Segment Start: Selected text
Frontmatter & Schemas
The frontmatter sidebar automatically generates a form based on your Astro content collection schema and the frontmatter present in the file. This means you get appropriate input types and a clean editing experience without any manual configuration.

How Schema Parsing Works
Section titled “How Schema Parsing Works”To build the form, Astro Editor needs to understand your collection’s schema. It reads that schema from two places and combines them.
1. The generated JSON schema
Section titled “1. The generated JSON schema”When Astro runs astro sync — which also happens automatically when you run astro dev or astro build — it writes a JSON Schema file for each collection into .astro/collections/, for example .astro/collections/blog.schema.json. This is Astro Editor’s main source of truth, and it describes almost everything the form needs:
- field types (string, number, boolean, date, array, object, enum)
- constraints (min/max, minimum/maximum length, regex patterns)
- descriptions (from
.describe()) - default values, and which fields are required
- nested objects, flattened into dotted paths like
coverImage.image
Astro Editor watches this folder, so whenever these files are regenerated the form updates automatically.
2. Your Zod schema (for Astro-specific helpers)
Section titled “2. Your Zod schema (for Astro-specific helpers)”A JSON schema can’t describe two of Astro’s helpers, so Astro Editor also reads your Zod schema directly — from src/content.config.ts or src/content/config.ts — purely to find them:
image()— shown as an image pickerreference('collection')— shown as a dropdown that links to another collection
Take a schema like this:
const blog = defineCollection({ schema: ({ image }) => z.object({ title: z.string().max(100), // type and 100-char limit come from the JSON schema draft: z.boolean().default(false), // type and default come from the JSON schema cover: image(), // recognised by reading this file author: reference('authors'), // recognised by reading this file }),})Here, title and draft (and their types, limits, and defaults) come from the generated JSON schema, while cover and author are recognised as an image picker and a reference dropdown by reading the config file itself. See Field Types for how each type maps to a control.
When there’s no JSON schema
Section titled “When there’s no JSON schema”If the generated JSON schema is missing or can’t be read, Astro Editor falls back to reading your Zod schema on its own and inferring the fields from it. This handles most everyday schemas, but it’s more limited than the JSON schema: it can miss or misread fields in schemas that are complex, built dynamically, spread in from other objects, or imported from a third-party package (Starlight’s schemas, for instance). Running astro sync resolves nearly all of these, because it produces the complete JSON schema for Astro Editor to read.
If neither source is available, no schema-driven form is generated and you’ll simply see the file’s existing frontmatter fields.
Field Order and Defaults
Section titled “Field Order and Defaults”Fields appear in the sidebar in the order they’re defined in your schema, except the title field, which is always shown first. When you create a new file, any default values from your schema are pre-filled in the panel.
The frontmatter is written to your file in the same order it’s defined in the schema, with any fields that aren’t in the schema written after them, in alphabetical order by field name.
Fields not in your schema
Section titled “Fields not in your schema”Frontmatter fields that aren’t part of the schema are never discarded. They’re still shown in the sidebar — below the schema fields and sorted alphabetically — and they’re kept when you save. Because there’s no schema to describe them, they’re shown as plain text inputs (a list of text values becomes a tag field), rather than as typed controls like date pickers or toggles.
Segment End: Selected text
Segment Start: Data for analysis
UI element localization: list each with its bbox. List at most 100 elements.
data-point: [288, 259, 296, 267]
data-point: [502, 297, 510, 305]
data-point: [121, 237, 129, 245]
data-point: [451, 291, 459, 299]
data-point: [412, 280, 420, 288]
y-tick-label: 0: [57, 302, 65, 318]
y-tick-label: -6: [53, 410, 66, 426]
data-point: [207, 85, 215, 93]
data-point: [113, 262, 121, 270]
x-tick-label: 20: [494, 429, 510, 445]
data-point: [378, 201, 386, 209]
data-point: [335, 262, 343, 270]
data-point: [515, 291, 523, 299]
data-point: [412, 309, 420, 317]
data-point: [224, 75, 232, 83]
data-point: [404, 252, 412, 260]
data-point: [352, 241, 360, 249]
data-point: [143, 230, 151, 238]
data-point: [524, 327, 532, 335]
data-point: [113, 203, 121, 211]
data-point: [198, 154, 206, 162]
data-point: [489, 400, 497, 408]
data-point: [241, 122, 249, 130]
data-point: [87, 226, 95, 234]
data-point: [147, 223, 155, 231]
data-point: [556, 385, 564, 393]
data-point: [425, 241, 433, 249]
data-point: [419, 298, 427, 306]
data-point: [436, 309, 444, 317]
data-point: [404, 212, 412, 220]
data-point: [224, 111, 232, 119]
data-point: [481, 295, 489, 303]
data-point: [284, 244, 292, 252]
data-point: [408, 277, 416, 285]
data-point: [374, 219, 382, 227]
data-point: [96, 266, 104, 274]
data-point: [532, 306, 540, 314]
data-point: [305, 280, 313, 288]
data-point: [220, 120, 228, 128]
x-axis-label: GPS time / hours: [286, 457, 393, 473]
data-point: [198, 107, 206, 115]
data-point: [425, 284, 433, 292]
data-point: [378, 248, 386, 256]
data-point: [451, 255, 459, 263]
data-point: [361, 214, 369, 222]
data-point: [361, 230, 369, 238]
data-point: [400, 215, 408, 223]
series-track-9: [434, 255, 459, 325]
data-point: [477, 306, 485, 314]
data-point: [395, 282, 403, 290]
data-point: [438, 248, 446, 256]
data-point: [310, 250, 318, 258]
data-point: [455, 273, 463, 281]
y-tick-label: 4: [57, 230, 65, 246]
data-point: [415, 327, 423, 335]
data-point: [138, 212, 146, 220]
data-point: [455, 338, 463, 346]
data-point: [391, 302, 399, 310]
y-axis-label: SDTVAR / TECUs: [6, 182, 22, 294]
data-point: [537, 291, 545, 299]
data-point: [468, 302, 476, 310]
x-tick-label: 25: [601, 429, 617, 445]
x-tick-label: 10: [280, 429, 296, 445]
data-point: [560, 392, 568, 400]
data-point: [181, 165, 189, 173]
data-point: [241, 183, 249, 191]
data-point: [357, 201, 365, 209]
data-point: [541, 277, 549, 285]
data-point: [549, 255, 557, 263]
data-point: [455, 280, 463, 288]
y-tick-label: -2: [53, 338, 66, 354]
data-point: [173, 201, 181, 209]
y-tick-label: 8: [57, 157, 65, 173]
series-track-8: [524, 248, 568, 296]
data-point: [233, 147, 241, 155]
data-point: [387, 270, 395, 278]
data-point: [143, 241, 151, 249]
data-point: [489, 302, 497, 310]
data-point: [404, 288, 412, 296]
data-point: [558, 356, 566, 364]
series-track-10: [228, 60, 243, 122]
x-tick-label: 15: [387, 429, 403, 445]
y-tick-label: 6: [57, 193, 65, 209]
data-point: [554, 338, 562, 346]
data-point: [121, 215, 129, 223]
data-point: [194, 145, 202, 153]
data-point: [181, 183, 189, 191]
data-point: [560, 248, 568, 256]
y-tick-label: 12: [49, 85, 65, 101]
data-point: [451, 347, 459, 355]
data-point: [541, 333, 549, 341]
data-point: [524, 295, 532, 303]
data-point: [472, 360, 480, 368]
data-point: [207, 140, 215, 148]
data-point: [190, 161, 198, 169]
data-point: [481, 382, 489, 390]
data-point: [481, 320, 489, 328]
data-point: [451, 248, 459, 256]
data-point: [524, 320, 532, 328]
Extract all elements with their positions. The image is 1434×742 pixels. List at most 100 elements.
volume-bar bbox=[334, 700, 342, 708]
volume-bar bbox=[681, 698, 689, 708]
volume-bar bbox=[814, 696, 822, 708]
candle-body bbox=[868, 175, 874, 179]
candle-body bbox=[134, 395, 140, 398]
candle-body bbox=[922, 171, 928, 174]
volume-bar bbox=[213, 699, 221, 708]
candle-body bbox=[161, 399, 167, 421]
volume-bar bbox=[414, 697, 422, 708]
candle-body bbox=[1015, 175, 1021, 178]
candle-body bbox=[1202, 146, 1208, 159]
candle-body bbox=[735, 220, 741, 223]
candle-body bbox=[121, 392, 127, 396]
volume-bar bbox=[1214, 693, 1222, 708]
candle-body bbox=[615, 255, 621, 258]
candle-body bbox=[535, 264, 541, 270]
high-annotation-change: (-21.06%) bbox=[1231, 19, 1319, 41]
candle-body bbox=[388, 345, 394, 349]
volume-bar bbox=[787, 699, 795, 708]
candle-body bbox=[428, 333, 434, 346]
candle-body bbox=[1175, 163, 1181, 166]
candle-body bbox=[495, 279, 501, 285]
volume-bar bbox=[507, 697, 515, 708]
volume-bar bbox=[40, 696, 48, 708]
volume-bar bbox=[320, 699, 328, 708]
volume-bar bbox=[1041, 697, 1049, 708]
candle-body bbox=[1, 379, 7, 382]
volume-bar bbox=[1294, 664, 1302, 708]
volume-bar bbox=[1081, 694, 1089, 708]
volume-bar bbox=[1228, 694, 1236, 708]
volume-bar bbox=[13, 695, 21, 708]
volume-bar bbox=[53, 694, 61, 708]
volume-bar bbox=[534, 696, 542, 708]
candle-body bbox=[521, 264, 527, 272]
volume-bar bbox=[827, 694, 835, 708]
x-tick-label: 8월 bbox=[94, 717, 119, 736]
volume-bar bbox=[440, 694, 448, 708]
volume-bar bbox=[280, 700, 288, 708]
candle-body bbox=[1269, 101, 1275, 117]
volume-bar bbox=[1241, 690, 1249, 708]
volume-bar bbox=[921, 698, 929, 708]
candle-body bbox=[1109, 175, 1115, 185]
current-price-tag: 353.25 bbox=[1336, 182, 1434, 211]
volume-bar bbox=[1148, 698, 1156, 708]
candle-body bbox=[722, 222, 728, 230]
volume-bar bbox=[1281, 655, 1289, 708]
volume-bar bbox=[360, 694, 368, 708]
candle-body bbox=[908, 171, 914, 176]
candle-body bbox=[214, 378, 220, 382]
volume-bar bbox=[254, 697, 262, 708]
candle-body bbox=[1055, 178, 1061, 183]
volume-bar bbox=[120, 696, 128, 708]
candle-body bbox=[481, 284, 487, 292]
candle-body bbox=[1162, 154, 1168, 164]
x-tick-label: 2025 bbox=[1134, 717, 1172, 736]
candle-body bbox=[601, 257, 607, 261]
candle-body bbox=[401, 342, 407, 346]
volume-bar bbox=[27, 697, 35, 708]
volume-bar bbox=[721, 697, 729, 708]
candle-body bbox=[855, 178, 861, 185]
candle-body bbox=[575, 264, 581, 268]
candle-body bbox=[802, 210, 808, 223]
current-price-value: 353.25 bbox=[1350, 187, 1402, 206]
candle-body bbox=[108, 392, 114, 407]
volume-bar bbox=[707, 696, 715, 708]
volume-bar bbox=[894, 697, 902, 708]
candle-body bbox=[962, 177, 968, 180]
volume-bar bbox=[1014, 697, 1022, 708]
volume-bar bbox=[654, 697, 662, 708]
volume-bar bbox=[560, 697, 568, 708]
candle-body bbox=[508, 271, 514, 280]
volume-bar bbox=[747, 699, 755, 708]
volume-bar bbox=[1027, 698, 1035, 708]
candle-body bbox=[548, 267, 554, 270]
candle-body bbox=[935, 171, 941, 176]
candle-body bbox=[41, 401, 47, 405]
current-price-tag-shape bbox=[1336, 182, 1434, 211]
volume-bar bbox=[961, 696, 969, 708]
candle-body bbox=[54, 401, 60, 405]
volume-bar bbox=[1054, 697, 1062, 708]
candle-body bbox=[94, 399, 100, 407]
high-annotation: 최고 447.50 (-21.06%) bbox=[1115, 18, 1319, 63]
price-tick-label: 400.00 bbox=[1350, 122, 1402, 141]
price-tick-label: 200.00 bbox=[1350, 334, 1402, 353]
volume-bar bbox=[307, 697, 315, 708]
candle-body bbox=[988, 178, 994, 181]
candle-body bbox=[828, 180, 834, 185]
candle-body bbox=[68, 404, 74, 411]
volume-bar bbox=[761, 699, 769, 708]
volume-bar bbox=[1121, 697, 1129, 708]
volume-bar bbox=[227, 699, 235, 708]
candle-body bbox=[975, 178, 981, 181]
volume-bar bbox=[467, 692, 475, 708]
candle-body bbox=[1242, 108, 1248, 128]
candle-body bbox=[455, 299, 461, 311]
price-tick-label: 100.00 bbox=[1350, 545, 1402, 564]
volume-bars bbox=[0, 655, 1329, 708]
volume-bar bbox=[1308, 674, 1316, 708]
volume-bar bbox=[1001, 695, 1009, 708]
Segment End: Data for analysis
Directions:
1 - According to the frontmatter text, which field is always shown first in the sidebar?
2 - Retype the passage from the frontmatter text word for word, starting at "If neither source" and ending at "in the panel.".
3 - Say whether each statement agrees with the frontmatter text, answering yes or no and quoting the words that decide it.
(a) Frontmatter fields that are not in the schema are dropped when the file is saved.
(b) Running astro dev also causes astro sync to happen.
(c) Reading the Zod schema alone always gets the fields right for schemas imported from a third-party package.

Outputs for the tasks:
1 - The title field is always shown first.

2 -
If neither source is available, no schema-driven form is generated and you’ll simply see the file’s existing frontmatter fields.
Field Order and Defaults
Section titled “Field Order and Defaults”Fields appear in the sidebar in the order they’re defined in your schema, except the title field, which is always shown first. When you create a new file, any default values from your schema are pre-filled in the panel.

3 -
(a) No: "Frontmatter fields that aren’t part of the schema are never discarded."
(b) Yes: "which also happens automatically when you run astro dev or astro build"
(c) No: "it can miss or misread fields in schemas that are complex, built dynamically, spread in from other objects, or imported from a third-party package"